(Excerpt from a dataset)
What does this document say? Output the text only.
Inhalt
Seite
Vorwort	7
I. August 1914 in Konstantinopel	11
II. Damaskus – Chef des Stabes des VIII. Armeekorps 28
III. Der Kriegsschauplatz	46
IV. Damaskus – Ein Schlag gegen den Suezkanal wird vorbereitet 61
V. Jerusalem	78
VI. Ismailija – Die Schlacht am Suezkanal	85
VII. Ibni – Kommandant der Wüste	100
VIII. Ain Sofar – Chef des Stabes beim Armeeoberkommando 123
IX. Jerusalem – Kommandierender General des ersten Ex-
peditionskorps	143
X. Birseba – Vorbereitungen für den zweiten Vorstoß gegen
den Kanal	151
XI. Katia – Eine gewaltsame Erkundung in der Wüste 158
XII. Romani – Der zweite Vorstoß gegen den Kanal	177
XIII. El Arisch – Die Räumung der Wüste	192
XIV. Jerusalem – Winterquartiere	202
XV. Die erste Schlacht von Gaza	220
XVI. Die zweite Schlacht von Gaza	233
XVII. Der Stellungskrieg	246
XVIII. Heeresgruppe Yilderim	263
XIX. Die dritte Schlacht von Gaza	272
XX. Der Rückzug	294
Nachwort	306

# AIM OF THE TASK:
Repeat the material word for word, in full.

# WRITTEN RESPONSE:
What does this document say? Output the text only.
Inhalt
Seite
Vorwort	7
I. August 1914 in Konstantinopel	11
II. Damaskus – Chef des Stabes des VIII. Armeekorps 28
III. Der Kriegsschauplatz	46
IV. Damaskus – Ein Schlag gegen den Suezkanal wird vorbereitet 61
V. Jerusalem	78
VI. Ismailija – Die Schlacht am Suezkanal	85
VII. Ibni – Kommandant der Wüste	100
VIII. Ain Sofar – Chef des Stabes beim Armeeoberkommando 123
IX. Jerusalem – Kommandierender General des ersten Ex-
peditionskorps	143
X. Birseba – Vorbereitungen für den zweiten Vorstoß gegen
den Kanal	151
XI. Katia – Eine gewaltsame Erkundung in der Wüste 158
XII. Romani – Der zweite Vorstoß gegen den Kanal	177
XIII. El Arisch – Die Räumung der Wüste	192
XIV. Jerusalem – Winterquartiere	202
XV. Die erste Schlacht von Gaza	220
XVI. Die zweite Schlacht von Gaza	233
XVII. Der Stellungskrieg	246
XVIII. Heeresgruppe Yilderim	263
XIX. Die dritte Schlacht von Gaza	272
XX. Der Rückzug	294
Nachwort	306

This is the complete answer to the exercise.